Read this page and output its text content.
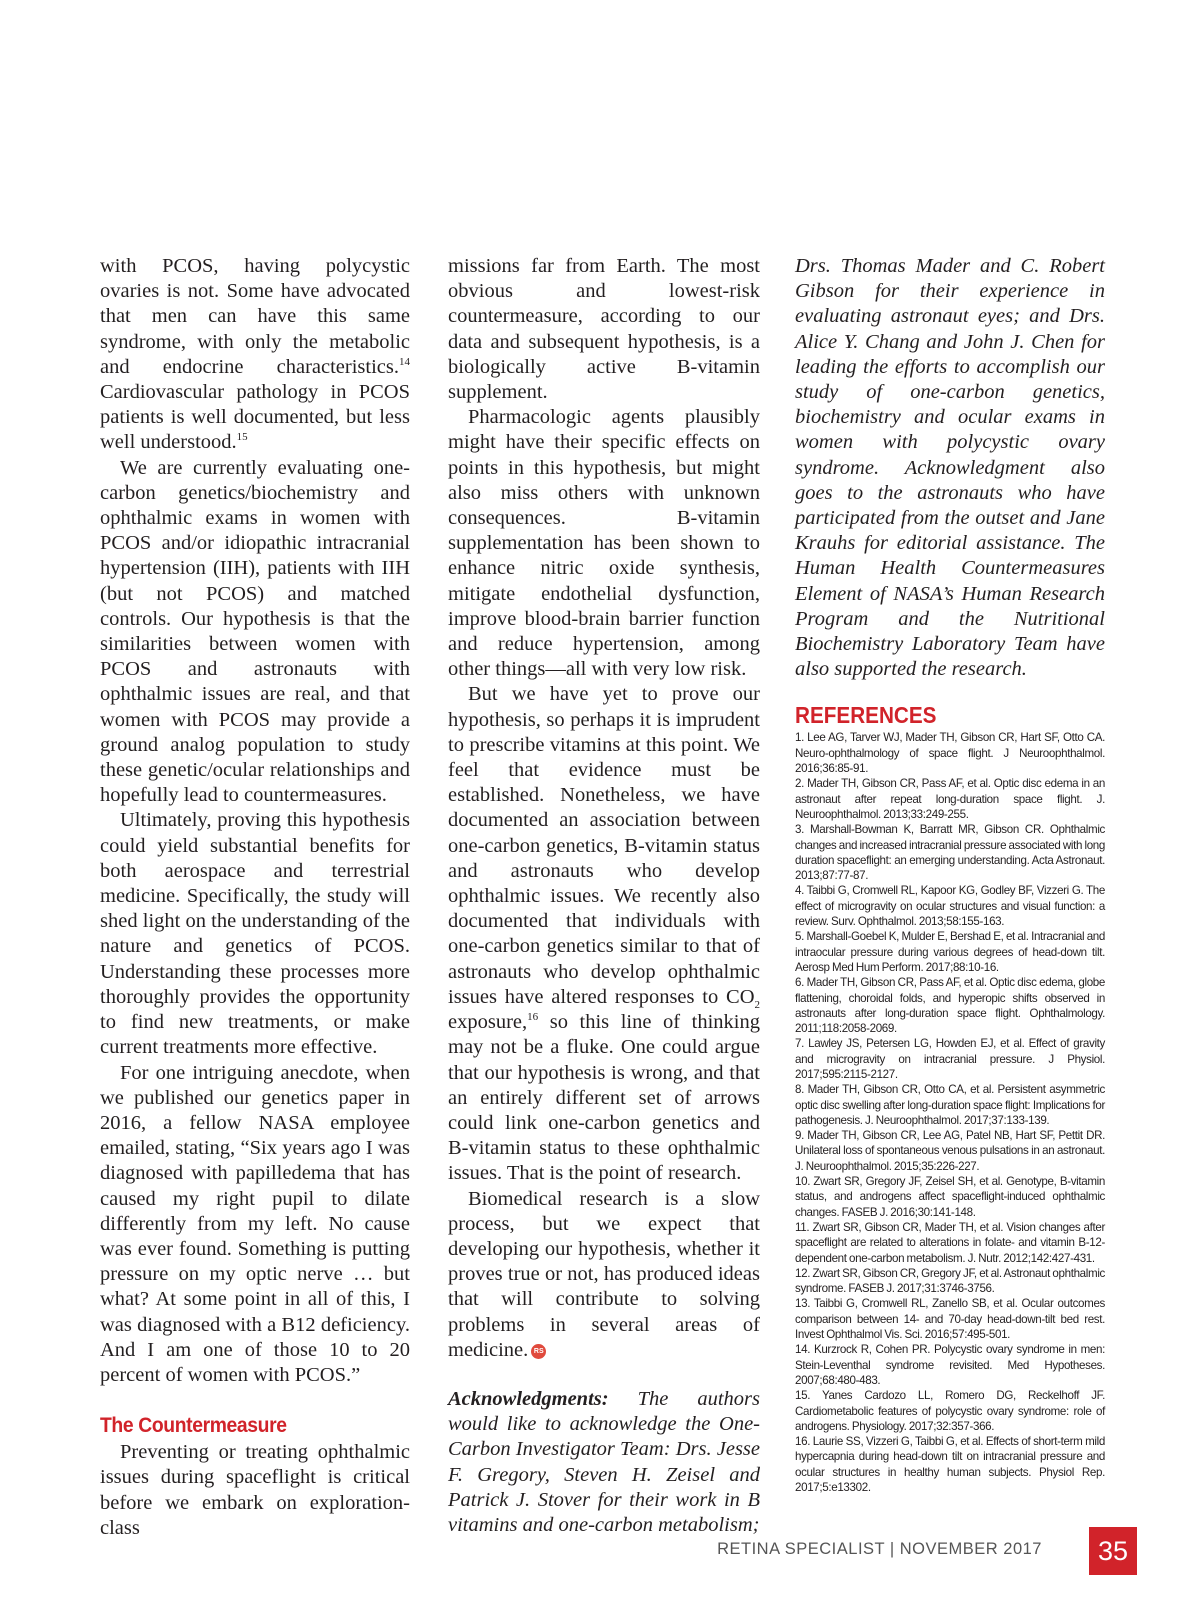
with PCOS, having polycystic ovaries is not. Some have advocated that men can have this same syndrome, with only the metabolic and endocrine characteristics.$^{14}$ Cardiovascular pathology in PCOS patients is well documented, but less well understood.$^{15}$

We are currently evaluating one-carbon genetics/biochemistry and ophthalmic exams in women with PCOS and/or idiopathic intracranial hypertension (IIH), patients with IIH (but not PCOS) and matched controls. Our hypothesis is that the similarities between women with PCOS and astronauts with ophthalmic issues are real, and that women with PCOS may provide a ground analog population to study these genetic/ocular relationships and hopefully lead to countermeasures.

Ultimately, proving this hypothesis could yield substantial benefits for both aerospace and terrestrial medicine. Specifically, the study will shed light on the understanding of the nature and genetics of PCOS. Understanding these processes more thoroughly provides the opportunity to find new treatments, or make current treatments more effective.

For one intriguing anecdote, when we published our genetics paper in 2016, a fellow NASA employee emailed, stating, “Six years ago I was diagnosed with papilledema that has caused my right pupil to dilate differently from my left. No cause was ever found. Something is putting pressure on my optic nerve … but what? At some point in all of this, I was diagnosed with a B12 deficiency. And I am one of those 10 to 20 percent of women with PCOS.”

The Countermeasure

Preventing or treating ophthalmic issues during spaceflight is critical before we embark on exploration-class

missions far from Earth. The most obvious and lowest-risk countermeasure, according to our data and subsequent hypothesis, is a biologically active B-vitamin supplement.

Pharmacologic agents plausibly might have their specific effects on points in this hypothesis, but might also miss others with unknown consequences. B-vitamin supplementation has been shown to enhance nitric oxide synthesis, mitigate endothelial dysfunction, improve blood-brain barrier function and reduce hypertension, among other things—all with very low risk.

But we have yet to prove our hypothesis, so perhaps it is imprudent to prescribe vitamins at this point. We feel that evidence must be established. Nonetheless, we have documented an association between one-carbon genetics, B-vitamin status and astronauts who develop ophthalmic issues. We recently also documented that individuals with one-carbon genetics similar to that of astronauts who develop ophthalmic issues have altered responses to $CO_2$ exposure,$^{16}$ so this line of thinking may not be a fluke. One could argue that our hypothesis is wrong, and that an entirely different set of arrows could link one-carbon genetics and B-vitamin status to these ophthalmic issues. That is the point of research.

Biomedical research is a slow process, but we expect that developing our hypothesis, whether it proves true or not, has produced ideas that will contribute to solving problems in several areas of medicine. RS

Acknowledgments: The authors would like to acknowledge the One-Carbon Investigator Team: Drs. Jesse F. Gregory, Steven H. Zeisel and Patrick J. Stover for their work in B vitamins and one-carbon metabolism;

Drs. Thomas Mader and C. Robert Gibson for their experience in evaluating astronaut eyes; and Drs. Alice Y. Chang and John J. Chen for leading the efforts to accomplish our study of one-carbon genetics, biochemistry and ocular exams in women with polycystic ovary syndrome. Acknowledgment also goes to the astronauts who have participated from the outset and Jane Krauhs for editorial assistance. The Human Health Countermeasures Element of NASA’s Human Research Program and the Nutritional Biochemistry Laboratory Team have also supported the research.

REFERENCES

1. Lee AG, Tarver WJ, Mader TH, Gibson CR, Hart SF, Otto CA. Neuro-ophthalmology of space flight. J Neuroophthalmol. 2016;36:85-91.

2. Mader TH, Gibson CR, Pass AF, et al. Optic disc edema in an astronaut after repeat long-duration space flight. J. Neuroophthalmol. 2013;33:249-255.

3. Marshall-Bowman K, Barratt MR, Gibson CR. Ophthalmic changes and increased intracranial pressure associated with long duration spaceflight: an emerging understanding. Acta Astronaut. 2013;87:77-87.

4. Taibbi G, Cromwell RL, Kapoor KG, Godley BF, Vizzeri G. The effect of microgravity on ocular structures and visual function: a review. Surv. Ophthalmol. 2013;58:155-163.

5. Marshall-Goebel K, Mulder E, Bershad E, et al. Intracranial and intraocular pressure during various degrees of head-down tilt. Aerosp Med Hum Perform. 2017;88:10-16.

6. Mader TH, Gibson CR, Pass AF, et al. Optic disc edema, globe flattening, choroidal folds, and hyperopic shifts observed in astronauts after long-duration space flight. Ophthalmology. 2011;118:2058-2069.

7. Lawley JS, Petersen LG, Howden EJ, et al. Effect of gravity and microgravity on intracranial pressure. J Physiol. 2017;595:2115-2127.

8. Mader TH, Gibson CR, Otto CA, et al. Persistent asymmetric optic disc swelling after long-duration space flight: Implications for pathogenesis. J. Neuroophthalmol. 2017;37:133-139.

9. Mader TH, Gibson CR, Lee AG, Patel NB, Hart SF, Pettit DR. Unilateral loss of spontaneous venous pulsations in an astronaut. J. Neuroophthalmol. 2015;35:226-227.

10. Zwart SR, Gregory JF, Zeisel SH, et al. Genotype, B-vitamin status, and androgens affect spaceflight-induced ophthalmic changes. FASEB J. 2016;30:141-148.

11. Zwart SR, Gibson CR, Mader TH, et al. Vision changes after spaceflight are related to alterations in folate- and vitamin B-12-dependent one-carbon metabolism. J. Nutr. 2012;142:427-431.

12. Zwart SR, Gibson CR, Gregory JF, et al. Astronaut ophthalmic syndrome. FASEB J. 2017;31:3746-3756.

13. Taibbi G, Cromwell RL, Zanello SB, et al. Ocular outcomes comparison between 14- and 70-day head-down-tilt bed rest. Invest Ophthalmol Vis. Sci. 2016;57:495-501.

14. Kurzrock R, Cohen PR. Polycystic ovary syndrome in men: Stein-Leventhal syndrome revisited. Med Hypotheses. 2007;68:480-483.

15. Yanes Cardozo LL, Romero DG, Reckelhoff JF. Cardiometabolic features of polycystic ovary syndrome: role of androgens. Physiology. 2017;32:357-366.

16. Laurie SS, Vizzeri G, Taibbi G, et al. Effects of short-term mild hypercapnia during head-down tilt on intracranial pressure and ocular structures in healthy human subjects. Physiol Rep. 2017;5:e13302.

RETINA SPECIALIST | NOVEMBER 2017	35
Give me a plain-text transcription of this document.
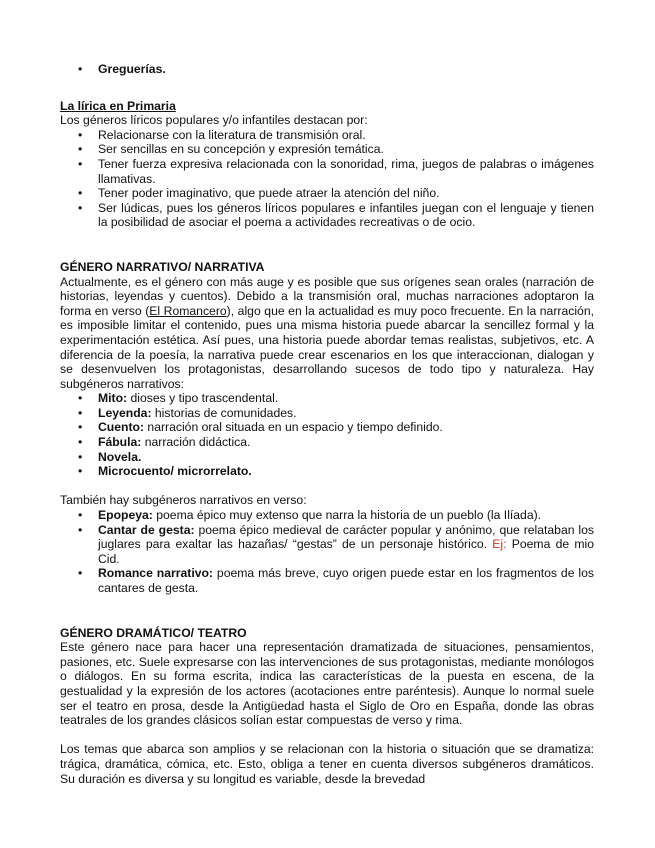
• Greguerías.
La lírica en Primaria
Los géneros líricos populares y/o infantiles destacan por:
• Relacionarse con la literatura de transmisión oral.
• Ser sencillas en su concepción y expresión temática.
• Tener fuerza expresiva relacionada con la sonoridad, rima, juegos de palabras o imágenes llamativas.
• Tener poder imaginativo, que puede atraer la atención del niño.
• Ser lúdicas, pues los géneros líricos populares e infantiles juegan con el lenguaje y tienen la posibilidad de asociar el poema a actividades recreativas o de ocio.
GÉNERO NARRATIVO/ NARRATIVA
Actualmente, es el género con más auge y es posible que sus orígenes sean orales (narración de historias, leyendas y cuentos). Debido a la transmisión oral, muchas narraciones adoptaron la forma en verso (El Romancero), algo que en la actualidad es muy poco frecuente. En la narración, es imposible limitar el contenido, pues una misma historia puede abarcar la sencillez formal y la experimentación estética. Así pues, una historia puede abordar temas realistas, subjetivos, etc. A diferencia de la poesía, la narrativa puede crear escenarios en los que interaccionan, dialogan y se desenvuelven los protagonistas, desarrollando sucesos de todo tipo y naturaleza. Hay subgéneros narrativos:
• Mito: dioses y tipo trascendental.
• Leyenda: historias de comunidades.
• Cuento: narración oral situada en un espacio y tiempo definido.
• Fábula: narración didáctica.
• Novela.
• Microcuento/ microrrelato.
También hay subgéneros narrativos en verso:
• Epopeya: poema épico muy extenso que narra la historia de un pueblo (la Ilíada).
• Cantar de gesta: poema épico medieval de carácter popular y anónimo, que relataban los juglares para exaltar las hazañas/ “gestas” de un personaje histórico. Ej: Poema de mio Cid.
• Romance narrativo: poema más breve, cuyo origen puede estar en los fragmentos de los cantares de gesta.
GÉNERO DRAMÁTICO/ TEATRO
Este género nace para hacer una representación dramatizada de situaciones, pensamientos, pasiones, etc. Suele expresarse con las intervenciones de sus protagonistas, mediante monólogos o diálogos. En su forma escrita, indica las características de la puesta en escena, de la gestualidad y la expresión de los actores (acotaciones entre paréntesis). Aunque lo normal suele ser el teatro en prosa, desde la Antigüedad hasta el Siglo de Oro en España, donde las obras teatrales de los grandes clásicos solían estar compuestas de verso y rima.
Los temas que abarca son amplios y se relacionan con la historia o situación que se dramatiza: trágica, dramática, cómica, etc. Esto, obliga a tener en cuenta diversos subgéneros dramáticos. Su duración es diversa y su longitud es variable, desde la brevedad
══════════════════════════════
Exercise - Count each line of the material that includes "historias", and reply with only the count.

Result - 2